#### [PROVIDED RECORDS]
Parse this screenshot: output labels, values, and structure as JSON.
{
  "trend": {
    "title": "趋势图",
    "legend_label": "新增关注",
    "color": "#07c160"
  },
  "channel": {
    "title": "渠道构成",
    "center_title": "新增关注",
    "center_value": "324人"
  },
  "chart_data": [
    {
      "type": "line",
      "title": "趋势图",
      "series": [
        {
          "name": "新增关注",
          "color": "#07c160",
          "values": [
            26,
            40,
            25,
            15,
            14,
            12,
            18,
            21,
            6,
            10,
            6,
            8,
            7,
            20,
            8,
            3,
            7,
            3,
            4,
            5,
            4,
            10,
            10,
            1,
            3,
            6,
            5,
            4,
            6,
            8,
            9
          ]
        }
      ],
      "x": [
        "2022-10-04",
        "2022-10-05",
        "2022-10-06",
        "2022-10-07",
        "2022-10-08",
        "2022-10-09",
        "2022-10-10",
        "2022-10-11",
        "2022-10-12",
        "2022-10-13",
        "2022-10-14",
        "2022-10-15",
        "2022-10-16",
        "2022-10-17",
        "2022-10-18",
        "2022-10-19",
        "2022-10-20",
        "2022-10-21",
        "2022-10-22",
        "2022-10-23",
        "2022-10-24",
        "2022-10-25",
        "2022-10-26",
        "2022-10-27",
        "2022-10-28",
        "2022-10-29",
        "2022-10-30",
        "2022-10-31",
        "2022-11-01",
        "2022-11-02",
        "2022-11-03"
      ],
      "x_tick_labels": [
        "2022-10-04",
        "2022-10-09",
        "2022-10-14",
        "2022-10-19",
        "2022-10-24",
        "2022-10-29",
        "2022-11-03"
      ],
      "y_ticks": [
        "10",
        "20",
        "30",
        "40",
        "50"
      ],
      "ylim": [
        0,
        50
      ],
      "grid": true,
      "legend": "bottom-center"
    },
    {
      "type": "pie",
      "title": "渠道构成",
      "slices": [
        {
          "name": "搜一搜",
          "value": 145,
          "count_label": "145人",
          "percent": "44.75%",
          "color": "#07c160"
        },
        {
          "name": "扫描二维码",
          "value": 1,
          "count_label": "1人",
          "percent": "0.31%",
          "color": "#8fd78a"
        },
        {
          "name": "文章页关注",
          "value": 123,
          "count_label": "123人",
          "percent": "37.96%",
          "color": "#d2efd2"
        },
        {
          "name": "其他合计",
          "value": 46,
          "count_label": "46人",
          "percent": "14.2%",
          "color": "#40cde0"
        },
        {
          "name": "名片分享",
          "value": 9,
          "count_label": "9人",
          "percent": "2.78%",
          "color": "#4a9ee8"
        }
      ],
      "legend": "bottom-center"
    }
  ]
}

#### [YOUR INSTRUCTIONS]
Repeat the whole listing exactly, keeping every line intact.

#### [TASK ANSWER]
Parse this screenshot: output labels, values, and structure as JSON.
{
  "trend": {
    "title": "趋势图",
    "legend_label": "新增关注",
    "color": "#07c160"
  },
  "channel": {
    "title": "渠道构成",
    "center_title": "新增关注",
    "center_value": "324人"
  },
  "chart_data": [
    {
      "type": "line",
      "title": "趋势图",
      "series": [
        {
          "name": "新增关注",
          "color": "#07c160",
          "values": [
            26,
            40,
            25,
            15,
            14,
            12,
            18,
            21,
            6,
            10,
            6,
            8,
            7,
            20,
            8,
            3,
            7,
            3,
            4,
            5,
            4,
            10,
            10,
            1,
            3,
            6,
            5,
            4,
            6,
            8,
            9
          ]
        }
      ],
      "x": [
        "2022-10-04",
        "2022-10-05",
        "2022-10-06",
        "2022-10-07",
        "2022-10-08",
        "2022-10-09",
        "2022-10-10",
        "2022-10-11",
        "2022-10-12",
        "2022-10-13",
        "2022-10-14",
        "2022-10-15",
        "2022-10-16",
        "2022-10-17",
        "2022-10-18",
        "2022-10-19",
        "2022-10-20",
        "2022-10-21",
        "2022-10-22",
        "2022-10-23",
        "2022-10-24",
        "2022-10-25",
        "2022-10-26",
        "2022-10-27",
        "2022-10-28",
        "2022-10-29",
        "2022-10-30",
        "2022-10-31",
        "2022-11-01",
        "2022-11-02",
        "2022-11-03"
      ],
      "x_tick_labels": [
        "2022-10-04",
        "2022-10-09",
        "2022-10-14",
        "2022-10-19",
        "2022-10-24",
        "2022-10-29",
        "2022-11-03"
      ],
      "y_ticks": [
        "10",
        "20",
        "30",
        "40",
        "50"
      ],
      "ylim": [
        0,
        50
      ],
      "grid": true,
      "legend": "bottom-center"
    },
    {
      "type": "pie",
      "title": "渠道构成",
      "slices": [
        {
          "name": "搜一搜",
          "value": 145,
          "count_label": "145人",
          "percent": "44.75%",
          "color": "#07c160"
        },
        {
          "name": "扫描二维码",
          "value": 1,
          "count_label": "1人",
          "percent": "0.31%",
          "color": "#8fd78a"
        },
        {
          "name": "文章页关注",
          "value": 123,
          "count_label": "123人",
          "percent": "37.96%",
          "color": "#d2efd2"
        },
        {
          "name": "其他合计",
          "value": 46,
          "count_label": "46人",
          "percent": "14.2%",
          "color": "#40cde0"
        },
        {
          "name": "名片分享",
          "value": 9,
          "count_label": "9人",
          "percent": "2.78%",
          "color": "#4a9ee8"
        }
      ],
      "legend": "bottom-center"
    }
  ]
}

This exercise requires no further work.